Given instruction
Restate every entry word for word.
-------- Working data
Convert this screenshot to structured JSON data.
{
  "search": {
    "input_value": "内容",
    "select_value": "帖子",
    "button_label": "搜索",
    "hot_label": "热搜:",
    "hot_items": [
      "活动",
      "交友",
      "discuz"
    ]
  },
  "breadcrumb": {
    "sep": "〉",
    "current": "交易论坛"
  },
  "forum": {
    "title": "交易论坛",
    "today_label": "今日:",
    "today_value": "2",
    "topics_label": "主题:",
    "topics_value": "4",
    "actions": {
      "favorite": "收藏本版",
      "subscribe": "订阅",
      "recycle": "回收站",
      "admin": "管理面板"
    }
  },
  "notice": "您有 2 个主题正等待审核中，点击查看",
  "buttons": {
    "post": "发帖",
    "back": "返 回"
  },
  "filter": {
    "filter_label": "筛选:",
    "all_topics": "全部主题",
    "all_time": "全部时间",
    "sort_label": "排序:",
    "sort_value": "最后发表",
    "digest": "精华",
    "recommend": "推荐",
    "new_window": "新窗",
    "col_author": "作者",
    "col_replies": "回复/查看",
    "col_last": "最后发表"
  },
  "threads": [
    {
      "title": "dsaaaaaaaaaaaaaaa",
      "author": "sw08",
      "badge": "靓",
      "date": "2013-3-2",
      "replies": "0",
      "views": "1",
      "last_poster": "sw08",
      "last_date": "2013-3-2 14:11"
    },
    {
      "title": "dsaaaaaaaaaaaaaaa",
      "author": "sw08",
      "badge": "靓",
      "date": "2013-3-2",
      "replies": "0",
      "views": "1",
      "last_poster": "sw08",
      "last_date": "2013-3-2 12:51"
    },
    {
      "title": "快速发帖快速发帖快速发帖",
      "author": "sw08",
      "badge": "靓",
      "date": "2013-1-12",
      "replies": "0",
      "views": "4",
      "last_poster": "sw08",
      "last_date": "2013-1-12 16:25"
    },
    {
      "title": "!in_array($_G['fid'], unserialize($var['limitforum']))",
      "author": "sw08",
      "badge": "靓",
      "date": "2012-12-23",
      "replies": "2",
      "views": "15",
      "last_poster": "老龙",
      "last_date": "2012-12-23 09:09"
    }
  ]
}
----------------
Task output
Convert this screenshot to structured JSON data.
{
  "search": {
    "input_value": "内容",
    "select_value": "帖子",
    "button_label": "搜索",
    "hot_label": "热搜:",
    "hot_items": [
      "活动",
      "交友",
      "discuz"
    ]
  },
  "breadcrumb": {
    "sep": "〉",
    "current": "交易论坛"
  },
  "forum": {
    "title": "交易论坛",
    "today_label": "今日:",
    "today_value": "2",
    "topics_label": "主题:",
    "topics_value": "4",
    "actions": {
      "favorite": "收藏本版",
      "subscribe": "订阅",
      "recycle": "回收站",
      "admin": "管理面板"
    }
  },
  "notice": "您有 2 个主题正等待审核中，点击查看",
  "buttons": {
    "post": "发帖",
    "back": "返 回"
  },
  "filter": {
    "filter_label": "筛选:",
    "all_topics": "全部主题",
    "all_time": "全部时间",
    "sort_label": "排序:",
    "sort_value": "最后发表",
    "digest": "精华",
    "recommend": "推荐",
    "new_window": "新窗",
    "col_author": "作者",
    "col_replies": "回复/查看",
    "col_last": "最后发表"
  },
  "threads": [
    {
      "title": "dsaaaaaaaaaaaaaaa",
      "author": "sw08",
      "badge": "靓",
      "date": "2013-3-2",
      "replies": "0",
      "views": "1",
      "last_poster": "sw08",
      "last_date": "2013-3-2 14:11"
    },
    {
      "title": "dsaaaaaaaaaaaaaaa",
      "author": "sw08",
      "badge": "靓",
      "date": "2013-3-2",
      "replies": "0",
      "views": "1",
      "last_poster": "sw08",
      "last_date": "2013-3-2 12:51"
    },
    {
      "title": "快速发帖快速发帖快速发帖",
      "author": "sw08",
      "badge": "靓",
      "date": "2013-1-12",
      "replies": "0",
      "views": "4",
      "last_poster": "sw08",
      "last_date": "2013-1-12 16:25"
    },
    {
      "title": "!in_array($_G['fid'], unserialize($var['limitforum']))",
      "author": "sw08",
      "badge": "靓",
      "date": "2012-12-23",
      "replies": "2",
      "views": "15",
      "last_poster": "老龙",
      "last_date": "2012-12-23 09:09"
    }
  ]
}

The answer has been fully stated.